* start Supplied records *
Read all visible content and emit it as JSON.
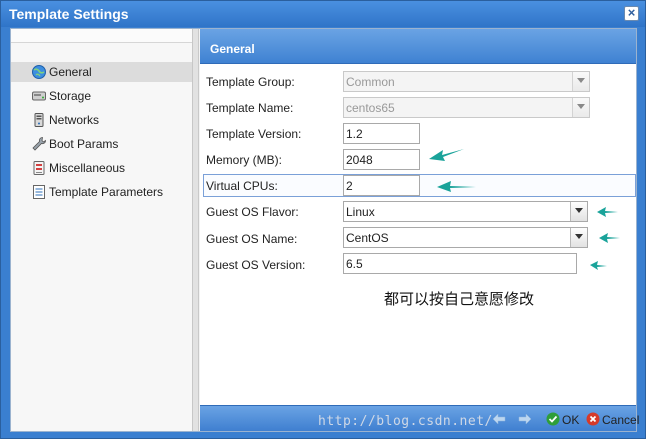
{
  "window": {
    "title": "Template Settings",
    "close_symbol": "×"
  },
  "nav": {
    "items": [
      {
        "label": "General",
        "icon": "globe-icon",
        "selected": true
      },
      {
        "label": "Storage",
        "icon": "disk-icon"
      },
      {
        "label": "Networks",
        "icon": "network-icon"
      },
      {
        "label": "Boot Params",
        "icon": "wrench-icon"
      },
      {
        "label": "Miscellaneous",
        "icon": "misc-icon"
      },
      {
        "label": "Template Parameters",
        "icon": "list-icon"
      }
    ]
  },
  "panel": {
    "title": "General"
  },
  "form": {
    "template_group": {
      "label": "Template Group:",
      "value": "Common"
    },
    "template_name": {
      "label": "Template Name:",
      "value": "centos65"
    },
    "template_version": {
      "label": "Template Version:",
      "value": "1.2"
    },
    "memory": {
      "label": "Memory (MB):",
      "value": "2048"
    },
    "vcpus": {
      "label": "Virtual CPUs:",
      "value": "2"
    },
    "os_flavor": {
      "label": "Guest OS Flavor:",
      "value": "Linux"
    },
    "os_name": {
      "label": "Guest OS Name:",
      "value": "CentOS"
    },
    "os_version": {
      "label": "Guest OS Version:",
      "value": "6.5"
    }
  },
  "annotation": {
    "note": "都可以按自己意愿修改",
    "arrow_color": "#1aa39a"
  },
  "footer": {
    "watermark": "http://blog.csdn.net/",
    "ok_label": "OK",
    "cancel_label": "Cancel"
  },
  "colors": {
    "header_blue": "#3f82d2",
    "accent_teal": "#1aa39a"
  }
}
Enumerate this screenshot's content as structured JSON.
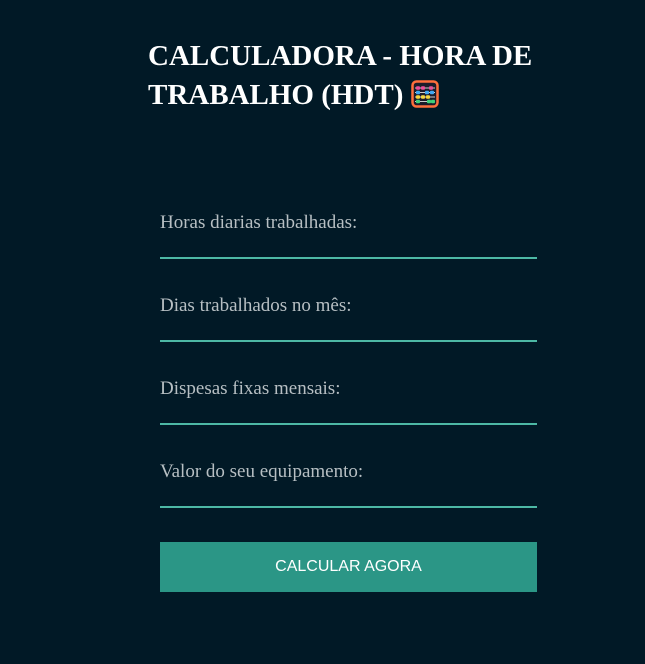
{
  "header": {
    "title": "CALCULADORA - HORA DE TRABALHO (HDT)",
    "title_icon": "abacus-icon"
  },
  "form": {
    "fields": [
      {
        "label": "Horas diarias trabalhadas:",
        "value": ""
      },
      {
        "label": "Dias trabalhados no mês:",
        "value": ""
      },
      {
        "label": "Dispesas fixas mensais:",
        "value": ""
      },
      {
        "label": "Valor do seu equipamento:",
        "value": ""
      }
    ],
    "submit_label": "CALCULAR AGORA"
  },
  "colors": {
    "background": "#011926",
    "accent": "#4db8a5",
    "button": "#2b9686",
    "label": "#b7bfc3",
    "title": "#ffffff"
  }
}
* end Supplied records *
- [The task] Take the line that contains "Enumerate this screenshot's" and all lines after it to the end of the material above, and copy them verbatim without any images.

- [Expected answer]
Enumerate this screenshot's content as structured JSON.
{
  "header": {
    "title": "CALCULADORA - HORA DE TRABALHO (HDT)",
    "title_icon": "abacus-icon"
  },
  "form": {
    "fields": [
      {
        "label": "Horas diarias trabalhadas:",
        "value": ""
      },
      {
        "label": "Dias trabalhados no mês:",
        "value": ""
      },
      {
        "label": "Dispesas fixas mensais:",
        "value": ""
      },
      {
        "label": "Valor do seu equipamento:",
        "value": ""
      }
    ],
    "submit_label": "CALCULAR AGORA"
  },
  "colors": {
    "background": "#011926",
    "accent": "#4db8a5",
    "button": "#2b9686",
    "label": "#b7bfc3",
    "title": "#ffffff"
  }
}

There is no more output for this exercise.